== Exercise ==
Could every line of the data be printed exactly as it reads?

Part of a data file

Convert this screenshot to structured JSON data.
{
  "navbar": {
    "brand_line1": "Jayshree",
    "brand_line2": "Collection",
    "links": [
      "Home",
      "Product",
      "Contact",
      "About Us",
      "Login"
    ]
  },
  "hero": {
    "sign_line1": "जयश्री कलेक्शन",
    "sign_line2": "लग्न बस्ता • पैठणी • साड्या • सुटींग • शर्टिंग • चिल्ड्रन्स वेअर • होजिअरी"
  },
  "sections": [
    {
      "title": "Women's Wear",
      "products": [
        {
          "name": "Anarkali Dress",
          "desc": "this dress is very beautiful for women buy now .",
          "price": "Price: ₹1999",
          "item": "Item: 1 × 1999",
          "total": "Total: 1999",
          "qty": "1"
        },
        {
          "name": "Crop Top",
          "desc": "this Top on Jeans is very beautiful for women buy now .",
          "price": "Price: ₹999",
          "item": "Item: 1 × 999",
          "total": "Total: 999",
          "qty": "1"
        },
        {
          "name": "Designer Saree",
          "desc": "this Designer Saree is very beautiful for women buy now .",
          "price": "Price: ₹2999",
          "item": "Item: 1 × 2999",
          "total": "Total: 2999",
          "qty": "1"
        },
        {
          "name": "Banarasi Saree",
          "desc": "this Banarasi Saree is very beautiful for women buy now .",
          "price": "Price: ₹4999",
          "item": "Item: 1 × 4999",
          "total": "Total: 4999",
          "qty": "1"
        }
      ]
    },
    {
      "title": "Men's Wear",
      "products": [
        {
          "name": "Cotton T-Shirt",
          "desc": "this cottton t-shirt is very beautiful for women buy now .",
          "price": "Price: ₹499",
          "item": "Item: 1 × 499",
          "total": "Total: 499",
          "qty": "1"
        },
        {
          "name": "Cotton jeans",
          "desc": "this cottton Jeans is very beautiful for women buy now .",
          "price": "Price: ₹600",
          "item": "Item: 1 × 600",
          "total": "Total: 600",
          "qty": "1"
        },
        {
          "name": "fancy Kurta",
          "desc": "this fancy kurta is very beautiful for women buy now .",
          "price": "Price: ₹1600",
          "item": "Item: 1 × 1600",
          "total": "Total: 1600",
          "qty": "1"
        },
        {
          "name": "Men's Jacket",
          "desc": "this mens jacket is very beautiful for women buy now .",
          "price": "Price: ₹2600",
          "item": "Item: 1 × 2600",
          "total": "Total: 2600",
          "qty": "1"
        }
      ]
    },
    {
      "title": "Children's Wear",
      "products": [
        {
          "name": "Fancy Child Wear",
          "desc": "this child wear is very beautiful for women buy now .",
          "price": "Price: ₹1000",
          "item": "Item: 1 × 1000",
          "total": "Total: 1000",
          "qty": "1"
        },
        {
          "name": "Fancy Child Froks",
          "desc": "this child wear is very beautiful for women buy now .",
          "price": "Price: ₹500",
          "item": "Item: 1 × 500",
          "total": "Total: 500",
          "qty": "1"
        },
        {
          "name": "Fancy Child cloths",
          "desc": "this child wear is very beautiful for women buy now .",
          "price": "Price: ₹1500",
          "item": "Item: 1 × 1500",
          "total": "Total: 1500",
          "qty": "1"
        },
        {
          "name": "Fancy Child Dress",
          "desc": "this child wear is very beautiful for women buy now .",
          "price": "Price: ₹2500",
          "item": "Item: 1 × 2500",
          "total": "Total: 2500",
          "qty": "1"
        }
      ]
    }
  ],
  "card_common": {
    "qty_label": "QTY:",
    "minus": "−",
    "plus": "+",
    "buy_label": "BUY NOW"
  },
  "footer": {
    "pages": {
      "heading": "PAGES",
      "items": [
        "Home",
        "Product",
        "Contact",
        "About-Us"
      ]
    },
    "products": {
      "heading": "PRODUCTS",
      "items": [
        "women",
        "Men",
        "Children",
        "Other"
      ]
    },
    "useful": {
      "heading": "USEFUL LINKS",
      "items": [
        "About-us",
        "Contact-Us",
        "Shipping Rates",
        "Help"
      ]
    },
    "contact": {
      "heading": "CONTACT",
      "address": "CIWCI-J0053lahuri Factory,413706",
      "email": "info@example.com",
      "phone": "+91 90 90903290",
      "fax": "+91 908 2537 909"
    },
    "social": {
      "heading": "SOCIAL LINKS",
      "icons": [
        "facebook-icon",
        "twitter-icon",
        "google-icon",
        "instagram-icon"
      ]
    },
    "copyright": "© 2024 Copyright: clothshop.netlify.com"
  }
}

== Full response ==
Convert this screenshot to structured JSON data.
{
  "navbar": {
    "brand_line1": "Jayshree",
    "brand_line2": "Collection",
    "links": [
      "Home",
      "Product",
      "Contact",
      "About Us",
      "Login"
    ]
  },
  "hero": {
    "sign_line1": "जयश्री कलेक्शन",
    "sign_line2": "लग्न बस्ता • पैठणी • साड्या • सुटींग • शर्टिंग • चिल्ड्रन्स वेअर • होजिअरी"
  },
  "sections": [
    {
      "title": "Women's Wear",
      "products": [
        {
          "name": "Anarkali Dress",
          "desc": "this dress is very beautiful for women buy now .",
          "price": "Price: ₹1999",
          "item": "Item: 1 × 1999",
          "total": "Total: 1999",
          "qty": "1"
        },
        {
          "name": "Crop Top",
          "desc": "this Top on Jeans is very beautiful for women buy now .",
          "price": "Price: ₹999",
          "item": "Item: 1 × 999",
          "total": "Total: 999",
          "qty": "1"
        },
        {
          "name": "Designer Saree",
          "desc": "this Designer Saree is very beautiful for women buy now .",
          "price": "Price: ₹2999",
          "item": "Item: 1 × 2999",
          "total": "Total: 2999",
          "qty": "1"
        },
        {
          "name": "Banarasi Saree",
          "desc": "this Banarasi Saree is very beautiful for women buy now .",
          "price": "Price: ₹4999",
          "item": "Item: 1 × 4999",
          "total": "Total: 4999",
          "qty": "1"
        }
      ]
    },
    {
      "title": "Men's Wear",
      "products": [
        {
          "name": "Cotton T-Shirt",
          "desc": "this cottton t-shirt is very beautiful for women buy now .",
          "price": "Price: ₹499",
          "item": "Item: 1 × 499",
          "total": "Total: 499",
          "qty": "1"
        },
        {
          "name": "Cotton jeans",
          "desc": "this cottton Jeans is very beautiful for women buy now .",
          "price": "Price: ₹600",
          "item": "Item: 1 × 600",
          "total": "Total: 600",
          "qty": "1"
        },
        {
          "name": "fancy Kurta",
          "desc": "this fancy kurta is very beautiful for women buy now .",
          "price": "Price: ₹1600",
          "item": "Item: 1 × 1600",
          "total": "Total: 1600",
          "qty": "1"
        },
        {
          "name": "Men's Jacket",
          "desc": "this mens jacket is very beautiful for women buy now .",
          "price": "Price: ₹2600",
          "item": "Item: 1 × 2600",
          "total": "Total: 2600",
          "qty": "1"
        }
      ]
    },
    {
      "title": "Children's Wear",
      "products": [
        {
          "name": "Fancy Child Wear",
          "desc": "this child wear is very beautiful for women buy now .",
          "price": "Price: ₹1000",
          "item": "Item: 1 × 1000",
          "total": "Total: 1000",
          "qty": "1"
        },
        {
          "name": "Fancy Child Froks",
          "desc": "this child wear is very beautiful for women buy now .",
          "price": "Price: ₹500",
          "item": "Item: 1 × 500",
          "total": "Total: 500",
          "qty": "1"
        },
        {
          "name": "Fancy Child cloths",
          "desc": "this child wear is very beautiful for women buy now .",
          "price": "Price: ₹1500",
          "item": "Item: 1 × 1500",
          "total": "Total: 1500",
          "qty": "1"
        },
        {
          "name": "Fancy Child Dress",
          "desc": "this child wear is very beautiful for women buy now .",
          "price": "Price: ₹2500",
          "item": "Item: 1 × 2500",
          "total": "Total: 2500",
          "qty": "1"
        }
      ]
    }
  ],
  "card_common": {
    "qty_label": "QTY:",
    "minus": "−",
    "plus": "+",
    "buy_label": "BUY NOW"
  },
  "footer": {
    "pages": {
      "heading": "PAGES",
      "items": [
        "Home",
        "Product",
        "Contact",
        "About-Us"
      ]
    },
    "products": {
      "heading": "PRODUCTS",
      "items": [
        "women",
        "Men",
        "Children",
        "Other"
      ]
    },
    "useful": {
      "heading": "USEFUL LINKS",
      "items": [
        "About-us",
        "Contact-Us",
        "Shipping Rates",
        "Help"
      ]
    },
    "contact": {
      "heading": "CONTACT",
      "address": "CIWCI-J0053lahuri Factory,413706",
      "email": "info@example.com",
      "phone": "+91 90 90903290",
      "fax": "+91 908 2537 909"
    },
    "social": {
      "heading": "SOCIAL LINKS",
      "icons": [
        "facebook-icon",
        "twitter-icon",
        "google-icon",
        "instagram-icon"
      ]
    },
    "copyright": "© 2024 Copyright: clothshop.netlify.com"
  }
}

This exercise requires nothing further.